## What to do
Take all the material and copy it exactly.

## Material for this exercise
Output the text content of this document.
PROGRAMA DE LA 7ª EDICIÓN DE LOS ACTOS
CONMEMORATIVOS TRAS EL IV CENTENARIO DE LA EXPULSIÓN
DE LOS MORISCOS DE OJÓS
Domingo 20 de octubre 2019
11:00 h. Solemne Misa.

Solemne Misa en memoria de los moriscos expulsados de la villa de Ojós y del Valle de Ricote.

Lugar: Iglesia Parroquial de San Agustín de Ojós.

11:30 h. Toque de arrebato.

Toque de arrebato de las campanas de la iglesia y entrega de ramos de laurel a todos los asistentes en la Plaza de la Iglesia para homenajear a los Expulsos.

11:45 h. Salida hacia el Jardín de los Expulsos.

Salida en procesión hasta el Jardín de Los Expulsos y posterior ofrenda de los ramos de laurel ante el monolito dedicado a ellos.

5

## Result of the task
Output the text content of this document.
PROGRAMA DE LA 7ª EDICIÓN DE LOS ACTOS
CONMEMORATIVOS TRAS EL IV CENTENARIO DE LA EXPULSIÓN
DE LOS MORISCOS DE OJÓS
Domingo 20 de octubre 2019
11:00 h. Solemne Misa.

Solemne Misa en memoria de los moriscos expulsados de la villa de Ojós y del Valle de Ricote.

Lugar: Iglesia Parroquial de San Agustín de Ojós.

11:30 h. Toque de arrebato.

Toque de arrebato de las campanas de la iglesia y entrega de ramos de laurel a todos los asistentes en la Plaza de la Iglesia para homenajear a los Expulsos.

11:45 h. Salida hacia el Jardín de los Expulsos.

Salida en procesión hasta el Jardín de Los Expulsos y posterior ofrenda de los ramos de laurel ante el monolito dedicado a ellos.

5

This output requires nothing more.